• **Written exercise**
Gather every line holding the string "трижды".

• **Records for processing**
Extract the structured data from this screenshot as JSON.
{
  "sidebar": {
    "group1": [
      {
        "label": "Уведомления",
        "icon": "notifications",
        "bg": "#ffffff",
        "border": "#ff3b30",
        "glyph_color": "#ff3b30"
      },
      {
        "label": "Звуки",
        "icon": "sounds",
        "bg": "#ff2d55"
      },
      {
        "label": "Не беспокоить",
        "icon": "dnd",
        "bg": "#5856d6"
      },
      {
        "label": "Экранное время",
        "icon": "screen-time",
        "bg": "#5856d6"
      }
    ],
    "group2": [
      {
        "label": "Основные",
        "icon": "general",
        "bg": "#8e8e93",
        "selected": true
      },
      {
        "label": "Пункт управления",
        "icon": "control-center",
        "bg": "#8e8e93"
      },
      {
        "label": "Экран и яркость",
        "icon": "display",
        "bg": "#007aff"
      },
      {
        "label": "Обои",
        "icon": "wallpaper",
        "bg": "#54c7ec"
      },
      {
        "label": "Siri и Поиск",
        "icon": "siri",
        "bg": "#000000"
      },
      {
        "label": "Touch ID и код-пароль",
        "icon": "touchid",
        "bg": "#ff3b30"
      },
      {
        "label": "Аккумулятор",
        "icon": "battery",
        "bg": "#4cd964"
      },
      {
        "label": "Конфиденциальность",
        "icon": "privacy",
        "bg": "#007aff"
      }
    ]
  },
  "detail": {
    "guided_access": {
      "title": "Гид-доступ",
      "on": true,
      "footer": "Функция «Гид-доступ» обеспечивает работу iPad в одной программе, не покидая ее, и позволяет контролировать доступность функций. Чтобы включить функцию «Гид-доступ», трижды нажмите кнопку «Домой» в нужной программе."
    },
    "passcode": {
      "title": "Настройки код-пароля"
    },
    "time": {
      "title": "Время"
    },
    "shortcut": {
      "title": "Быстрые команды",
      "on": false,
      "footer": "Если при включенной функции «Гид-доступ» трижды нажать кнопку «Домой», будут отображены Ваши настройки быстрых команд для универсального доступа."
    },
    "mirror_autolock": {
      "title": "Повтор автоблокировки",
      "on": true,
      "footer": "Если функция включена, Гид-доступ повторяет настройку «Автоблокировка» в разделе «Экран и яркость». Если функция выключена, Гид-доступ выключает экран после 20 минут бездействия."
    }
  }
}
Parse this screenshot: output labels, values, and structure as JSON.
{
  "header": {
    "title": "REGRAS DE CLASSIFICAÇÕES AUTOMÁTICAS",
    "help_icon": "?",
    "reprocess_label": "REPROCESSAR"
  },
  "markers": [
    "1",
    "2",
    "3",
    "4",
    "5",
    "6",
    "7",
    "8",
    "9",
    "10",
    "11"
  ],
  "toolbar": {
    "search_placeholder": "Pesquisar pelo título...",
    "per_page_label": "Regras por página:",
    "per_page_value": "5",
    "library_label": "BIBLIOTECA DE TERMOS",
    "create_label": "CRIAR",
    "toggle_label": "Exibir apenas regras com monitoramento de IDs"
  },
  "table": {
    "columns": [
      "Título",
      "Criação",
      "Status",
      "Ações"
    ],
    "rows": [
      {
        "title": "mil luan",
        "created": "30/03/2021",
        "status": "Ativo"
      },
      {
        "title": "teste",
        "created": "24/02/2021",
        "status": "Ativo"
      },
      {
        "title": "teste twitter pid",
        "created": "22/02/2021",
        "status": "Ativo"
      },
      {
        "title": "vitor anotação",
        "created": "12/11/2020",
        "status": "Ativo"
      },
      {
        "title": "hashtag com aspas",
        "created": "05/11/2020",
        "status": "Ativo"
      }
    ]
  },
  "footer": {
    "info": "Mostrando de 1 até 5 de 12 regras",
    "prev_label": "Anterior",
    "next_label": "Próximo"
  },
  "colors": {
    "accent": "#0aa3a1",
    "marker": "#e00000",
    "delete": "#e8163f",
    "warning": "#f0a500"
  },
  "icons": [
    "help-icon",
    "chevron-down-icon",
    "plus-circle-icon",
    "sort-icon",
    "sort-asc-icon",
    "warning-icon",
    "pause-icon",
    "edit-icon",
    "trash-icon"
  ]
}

• **Expected output**
      "footer": "Функция «Гид-доступ» обеспечивает работу iPad в одной программе, не покидая ее, и позволяет контролировать доступность функций. Чтобы включить функцию «Гид-доступ», трижды нажмите кнопку «Домой» в нужной программе."
      "footer": "Если при включенной функции «Гид-доступ» трижды нажать кнопку «Домой», будут отображены Ваши настройки быстрых команд для универсального доступа."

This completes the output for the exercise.